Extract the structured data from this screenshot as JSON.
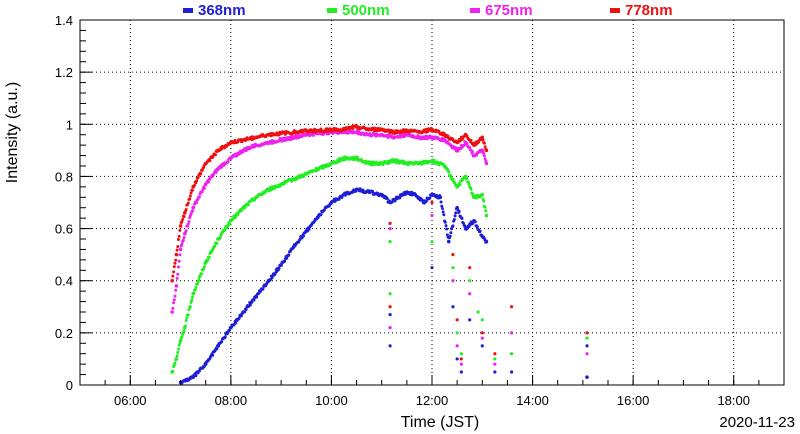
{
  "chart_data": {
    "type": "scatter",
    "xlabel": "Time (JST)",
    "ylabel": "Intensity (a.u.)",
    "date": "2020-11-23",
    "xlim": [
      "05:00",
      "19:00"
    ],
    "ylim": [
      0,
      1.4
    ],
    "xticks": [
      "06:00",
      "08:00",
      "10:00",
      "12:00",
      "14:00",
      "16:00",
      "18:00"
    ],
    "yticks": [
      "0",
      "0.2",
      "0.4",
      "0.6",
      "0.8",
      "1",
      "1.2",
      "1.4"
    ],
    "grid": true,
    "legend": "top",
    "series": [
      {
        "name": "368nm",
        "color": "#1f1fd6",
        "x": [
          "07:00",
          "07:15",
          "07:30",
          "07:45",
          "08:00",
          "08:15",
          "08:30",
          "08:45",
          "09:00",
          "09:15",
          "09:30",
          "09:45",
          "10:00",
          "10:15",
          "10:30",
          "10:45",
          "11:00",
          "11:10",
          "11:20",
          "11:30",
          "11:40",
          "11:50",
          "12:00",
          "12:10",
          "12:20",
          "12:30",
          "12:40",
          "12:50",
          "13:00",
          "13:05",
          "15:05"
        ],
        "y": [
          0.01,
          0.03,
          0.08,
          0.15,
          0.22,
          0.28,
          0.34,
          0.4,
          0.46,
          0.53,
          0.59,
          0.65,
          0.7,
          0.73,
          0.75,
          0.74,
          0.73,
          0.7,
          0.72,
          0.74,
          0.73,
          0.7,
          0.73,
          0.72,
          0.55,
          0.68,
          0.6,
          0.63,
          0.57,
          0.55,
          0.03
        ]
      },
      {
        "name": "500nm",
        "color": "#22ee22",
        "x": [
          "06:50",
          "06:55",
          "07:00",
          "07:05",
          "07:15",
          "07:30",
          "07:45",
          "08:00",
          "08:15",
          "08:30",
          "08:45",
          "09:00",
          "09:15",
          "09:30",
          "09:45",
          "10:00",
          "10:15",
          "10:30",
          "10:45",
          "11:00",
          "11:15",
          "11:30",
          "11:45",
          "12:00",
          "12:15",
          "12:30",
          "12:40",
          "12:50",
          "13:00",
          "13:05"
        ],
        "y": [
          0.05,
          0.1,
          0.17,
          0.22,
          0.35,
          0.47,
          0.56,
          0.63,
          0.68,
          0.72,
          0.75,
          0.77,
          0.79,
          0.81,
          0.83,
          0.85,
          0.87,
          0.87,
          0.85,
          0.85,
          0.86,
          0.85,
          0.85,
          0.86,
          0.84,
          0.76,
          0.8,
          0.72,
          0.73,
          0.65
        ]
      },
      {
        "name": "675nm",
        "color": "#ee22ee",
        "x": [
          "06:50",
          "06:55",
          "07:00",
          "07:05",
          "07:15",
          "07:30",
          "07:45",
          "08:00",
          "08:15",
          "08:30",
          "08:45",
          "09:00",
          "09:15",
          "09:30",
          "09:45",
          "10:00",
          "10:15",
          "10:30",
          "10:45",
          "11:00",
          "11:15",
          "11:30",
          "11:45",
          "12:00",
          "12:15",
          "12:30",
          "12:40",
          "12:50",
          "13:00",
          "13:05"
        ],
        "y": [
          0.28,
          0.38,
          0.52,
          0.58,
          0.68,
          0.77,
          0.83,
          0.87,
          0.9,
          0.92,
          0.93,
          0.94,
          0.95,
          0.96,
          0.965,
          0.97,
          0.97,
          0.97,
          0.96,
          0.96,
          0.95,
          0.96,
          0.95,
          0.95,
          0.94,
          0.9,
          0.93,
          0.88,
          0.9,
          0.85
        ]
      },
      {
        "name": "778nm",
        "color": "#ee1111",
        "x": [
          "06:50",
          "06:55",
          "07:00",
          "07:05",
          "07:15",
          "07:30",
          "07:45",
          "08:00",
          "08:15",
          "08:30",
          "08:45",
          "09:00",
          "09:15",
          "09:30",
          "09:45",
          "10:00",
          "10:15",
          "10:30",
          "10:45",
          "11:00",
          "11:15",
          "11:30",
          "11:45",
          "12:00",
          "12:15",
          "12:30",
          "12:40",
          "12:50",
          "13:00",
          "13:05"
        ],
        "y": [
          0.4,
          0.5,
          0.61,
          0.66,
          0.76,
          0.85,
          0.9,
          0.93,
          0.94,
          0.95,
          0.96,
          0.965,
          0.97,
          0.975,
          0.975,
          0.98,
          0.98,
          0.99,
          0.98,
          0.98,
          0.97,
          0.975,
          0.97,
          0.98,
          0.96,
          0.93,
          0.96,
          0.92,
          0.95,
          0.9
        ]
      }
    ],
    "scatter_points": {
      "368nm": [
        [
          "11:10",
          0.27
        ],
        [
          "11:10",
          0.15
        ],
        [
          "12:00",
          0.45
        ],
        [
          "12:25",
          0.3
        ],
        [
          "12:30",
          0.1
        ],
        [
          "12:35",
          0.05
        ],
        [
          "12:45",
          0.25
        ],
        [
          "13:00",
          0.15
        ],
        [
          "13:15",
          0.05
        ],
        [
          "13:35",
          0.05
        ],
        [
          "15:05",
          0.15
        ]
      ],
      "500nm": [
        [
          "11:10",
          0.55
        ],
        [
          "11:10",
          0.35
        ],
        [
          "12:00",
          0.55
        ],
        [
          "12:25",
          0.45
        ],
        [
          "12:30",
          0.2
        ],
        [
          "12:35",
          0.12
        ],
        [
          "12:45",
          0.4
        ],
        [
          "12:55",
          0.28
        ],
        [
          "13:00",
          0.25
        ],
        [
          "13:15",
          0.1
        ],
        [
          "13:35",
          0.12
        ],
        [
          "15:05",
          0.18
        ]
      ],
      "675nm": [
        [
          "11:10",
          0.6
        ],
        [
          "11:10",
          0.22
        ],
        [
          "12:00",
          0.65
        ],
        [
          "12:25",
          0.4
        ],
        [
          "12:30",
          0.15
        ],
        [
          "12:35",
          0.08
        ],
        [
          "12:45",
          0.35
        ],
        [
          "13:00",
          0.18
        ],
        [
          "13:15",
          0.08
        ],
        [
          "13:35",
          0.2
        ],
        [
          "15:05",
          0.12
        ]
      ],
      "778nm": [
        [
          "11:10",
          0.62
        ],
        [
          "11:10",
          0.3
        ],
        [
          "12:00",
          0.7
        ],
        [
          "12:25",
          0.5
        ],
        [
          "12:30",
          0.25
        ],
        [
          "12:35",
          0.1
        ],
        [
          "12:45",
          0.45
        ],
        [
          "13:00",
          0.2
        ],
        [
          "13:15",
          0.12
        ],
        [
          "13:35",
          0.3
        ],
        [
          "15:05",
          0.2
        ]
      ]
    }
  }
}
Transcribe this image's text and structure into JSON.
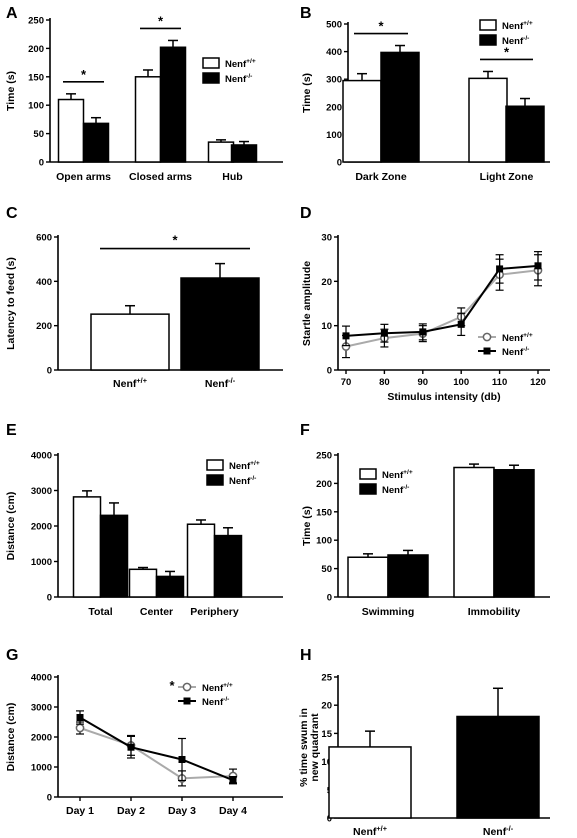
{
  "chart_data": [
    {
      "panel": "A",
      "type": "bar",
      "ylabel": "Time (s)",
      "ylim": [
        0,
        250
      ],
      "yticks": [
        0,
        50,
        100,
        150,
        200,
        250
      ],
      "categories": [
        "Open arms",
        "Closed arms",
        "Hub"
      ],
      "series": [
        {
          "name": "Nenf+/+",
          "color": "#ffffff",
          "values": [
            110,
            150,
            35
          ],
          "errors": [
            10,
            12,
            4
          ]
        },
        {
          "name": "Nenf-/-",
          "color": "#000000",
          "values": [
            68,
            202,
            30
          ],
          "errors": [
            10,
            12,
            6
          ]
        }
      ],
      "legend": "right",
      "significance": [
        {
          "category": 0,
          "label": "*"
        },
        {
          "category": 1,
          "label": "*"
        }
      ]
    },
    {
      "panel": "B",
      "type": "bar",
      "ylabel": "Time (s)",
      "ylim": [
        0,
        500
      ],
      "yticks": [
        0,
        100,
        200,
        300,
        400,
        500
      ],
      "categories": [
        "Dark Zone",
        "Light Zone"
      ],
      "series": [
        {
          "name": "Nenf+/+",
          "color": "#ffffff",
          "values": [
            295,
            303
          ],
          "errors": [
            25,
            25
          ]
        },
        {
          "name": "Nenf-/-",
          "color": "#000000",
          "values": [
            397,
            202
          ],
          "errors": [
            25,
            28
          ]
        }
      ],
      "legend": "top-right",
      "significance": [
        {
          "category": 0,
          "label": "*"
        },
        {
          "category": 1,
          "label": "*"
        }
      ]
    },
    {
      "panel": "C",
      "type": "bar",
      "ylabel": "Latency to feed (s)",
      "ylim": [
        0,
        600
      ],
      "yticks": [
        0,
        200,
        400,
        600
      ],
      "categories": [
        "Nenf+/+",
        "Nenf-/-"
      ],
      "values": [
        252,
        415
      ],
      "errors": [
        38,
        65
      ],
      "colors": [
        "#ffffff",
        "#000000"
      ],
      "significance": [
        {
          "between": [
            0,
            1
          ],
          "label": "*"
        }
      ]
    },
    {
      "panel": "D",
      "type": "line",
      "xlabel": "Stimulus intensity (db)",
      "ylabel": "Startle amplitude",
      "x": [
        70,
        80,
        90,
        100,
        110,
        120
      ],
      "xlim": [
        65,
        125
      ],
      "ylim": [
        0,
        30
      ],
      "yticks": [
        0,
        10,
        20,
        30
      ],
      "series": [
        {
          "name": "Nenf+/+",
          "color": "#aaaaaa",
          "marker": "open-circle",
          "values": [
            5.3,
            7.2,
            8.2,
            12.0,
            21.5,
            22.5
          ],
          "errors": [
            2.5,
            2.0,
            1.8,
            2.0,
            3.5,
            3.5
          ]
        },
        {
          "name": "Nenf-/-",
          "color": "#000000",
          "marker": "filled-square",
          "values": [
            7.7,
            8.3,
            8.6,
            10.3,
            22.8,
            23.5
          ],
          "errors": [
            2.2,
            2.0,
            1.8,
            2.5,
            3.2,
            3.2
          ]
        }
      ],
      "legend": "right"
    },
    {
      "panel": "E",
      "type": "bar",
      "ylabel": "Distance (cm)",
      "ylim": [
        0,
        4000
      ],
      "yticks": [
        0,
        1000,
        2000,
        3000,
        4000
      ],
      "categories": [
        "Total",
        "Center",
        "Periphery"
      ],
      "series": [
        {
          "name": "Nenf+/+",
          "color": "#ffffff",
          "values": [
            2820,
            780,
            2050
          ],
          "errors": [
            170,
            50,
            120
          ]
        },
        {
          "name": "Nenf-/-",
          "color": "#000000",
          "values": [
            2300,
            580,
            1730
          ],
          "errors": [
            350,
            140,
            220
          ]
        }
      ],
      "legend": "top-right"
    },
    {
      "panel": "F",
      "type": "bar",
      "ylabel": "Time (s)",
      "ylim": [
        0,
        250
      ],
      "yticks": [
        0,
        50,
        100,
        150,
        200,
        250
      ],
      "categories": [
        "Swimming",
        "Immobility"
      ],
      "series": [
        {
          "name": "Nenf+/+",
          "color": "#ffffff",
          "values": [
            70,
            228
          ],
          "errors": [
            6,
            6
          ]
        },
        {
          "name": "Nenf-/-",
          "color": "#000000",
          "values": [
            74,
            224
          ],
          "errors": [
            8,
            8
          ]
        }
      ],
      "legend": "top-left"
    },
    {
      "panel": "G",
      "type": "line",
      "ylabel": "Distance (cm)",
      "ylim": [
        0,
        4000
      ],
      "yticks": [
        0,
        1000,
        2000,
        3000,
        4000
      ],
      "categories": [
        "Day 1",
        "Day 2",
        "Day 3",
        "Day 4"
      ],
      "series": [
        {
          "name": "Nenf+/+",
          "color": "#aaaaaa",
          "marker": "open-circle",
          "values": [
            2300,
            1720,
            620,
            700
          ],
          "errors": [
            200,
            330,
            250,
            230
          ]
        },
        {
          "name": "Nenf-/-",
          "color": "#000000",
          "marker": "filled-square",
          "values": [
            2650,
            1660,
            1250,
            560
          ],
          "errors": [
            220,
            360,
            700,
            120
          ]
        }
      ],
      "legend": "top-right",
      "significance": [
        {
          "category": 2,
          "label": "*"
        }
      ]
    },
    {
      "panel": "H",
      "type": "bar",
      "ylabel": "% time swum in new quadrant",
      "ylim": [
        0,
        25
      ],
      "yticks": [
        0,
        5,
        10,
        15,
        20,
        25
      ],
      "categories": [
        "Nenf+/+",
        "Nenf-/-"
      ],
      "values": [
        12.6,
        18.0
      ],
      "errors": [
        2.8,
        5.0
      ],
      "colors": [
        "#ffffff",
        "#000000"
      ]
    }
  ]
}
◆ ◆ ◆ ◆ ◆ ◆ ◆
▸ **Goal of the exercise**:
Using the entries above, find all lines with "JSON". Copy them.

▸ **Correct output**:
Extract the structured data from this screenshot as JSON.
Transcribe this image's text and structure into JSON.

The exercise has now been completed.